:: Task statement ::
Any picture among the records should be left out, please; retype the rest exactly.

:: Supplied information ::
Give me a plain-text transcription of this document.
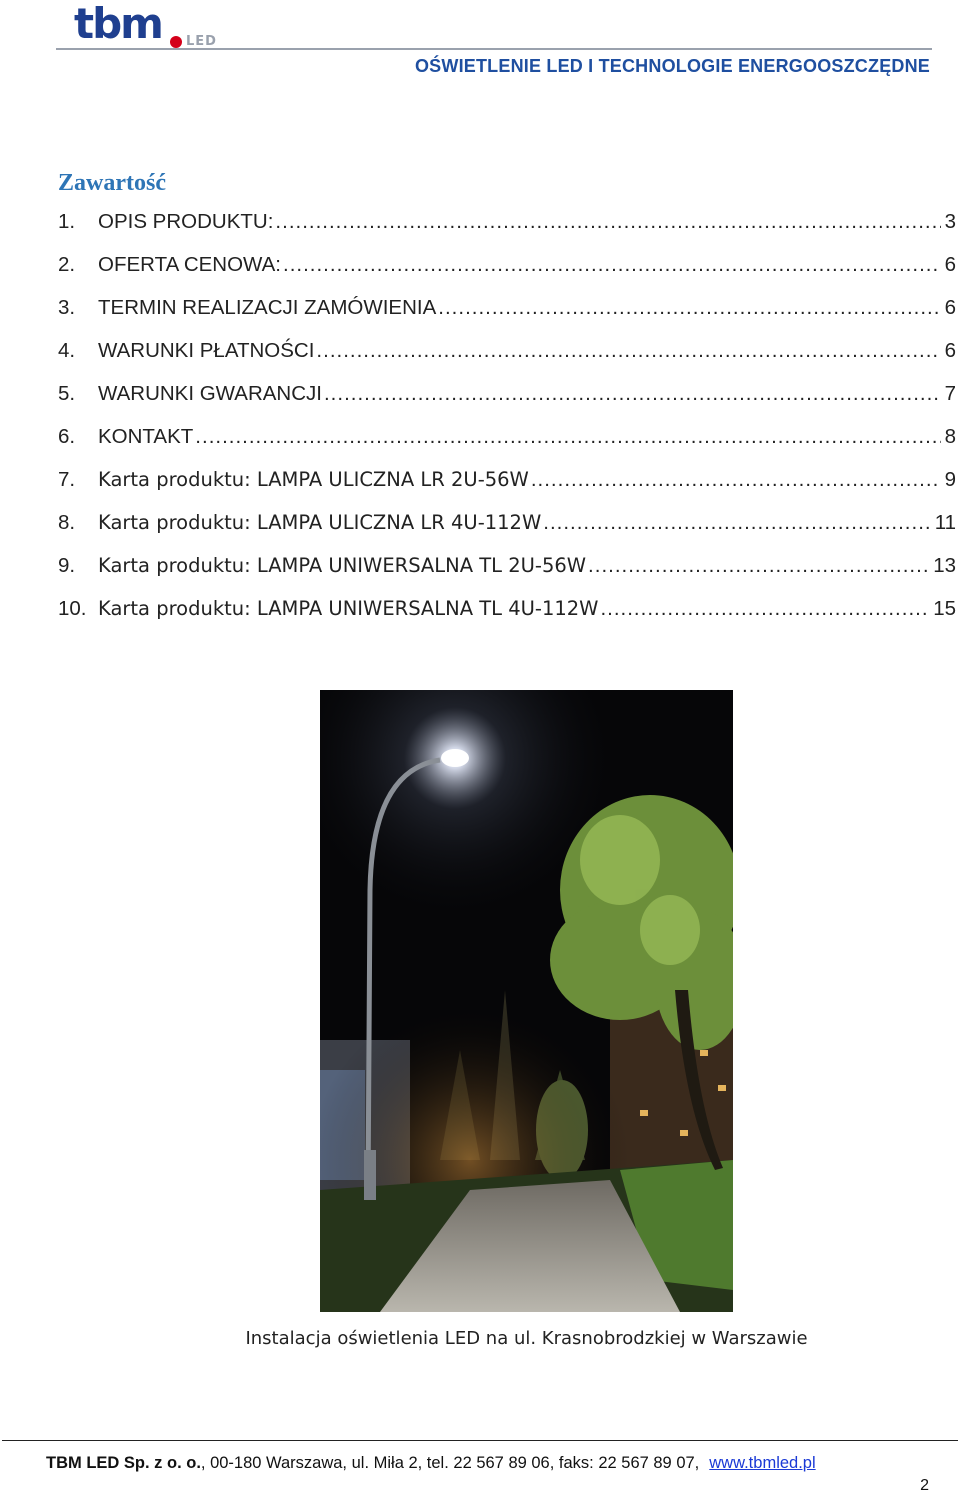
tbm LED
OŚWIETLENIE LED I TECHNOLOGIE ENERGOOSZCZĘDNE
Zawartość
1.	OPIS PRODUKTU: .....	3
2.	OFERTA CENOWA: .....	6
3.	TERMIN REALIZACJI ZAMÓWIENIA .....	6
4.	WARUNKI PŁATNOŚCI .....	6
5.	WARUNKI GWARANCJI .....	7
6.	KONTAKT .....	8
7.	Karta produktu: LAMPA ULICZNA LR 2U-56W .....	9
8.	Karta produktu: LAMPA ULICZNA LR 4U-112W .....	11
9.	Karta produktu: LAMPA UNIWERSALNA TL 2U-56W .....	13
10. Karta produktu: LAMPA UNIWERSALNA TL 4U-112W .....	15
Instalacja oświetlenia LED na ul. Krasnobrodzkiej w Warszawie
TBM LED Sp. z o. o., 00-180 Warszawa, ul. Miła 2, tel. 22 567 89 06, faks: 22 567 89 07, www.tbmled.pl
2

:: Solution to this exercise ::
Give me a plain-text transcription of this document.
tbm LED
OŚWIETLENIE LED I TECHNOLOGIE ENERGOOSZCZĘDNE
Zawartość
1.	OPIS PRODUKTU: .....	3
2.	OFERTA CENOWA: .....	6
3.	TERMIN REALIZACJI ZAMÓWIENIA .....	6
4.	WARUNKI PŁATNOŚCI .....	6
5.	WARUNKI GWARANCJI .....	7
6.	KONTAKT .....	8
7.	Karta produktu: LAMPA ULICZNA LR 2U-56W .....	9
8.	Karta produktu: LAMPA ULICZNA LR 4U-112W .....	11
9.	Karta produktu: LAMPA UNIWERSALNA TL 2U-56W .....	13
10. Karta produktu: LAMPA UNIWERSALNA TL 4U-112W .....	15
Instalacja oświetlenia LED na ul. Krasnobrodzkiej w Warszawie
TBM LED Sp. z o. o., 00-180 Warszawa, ul. Miła 2, tel. 22 567 89 06, faks: 22 567 89 07, www.tbmled.pl
2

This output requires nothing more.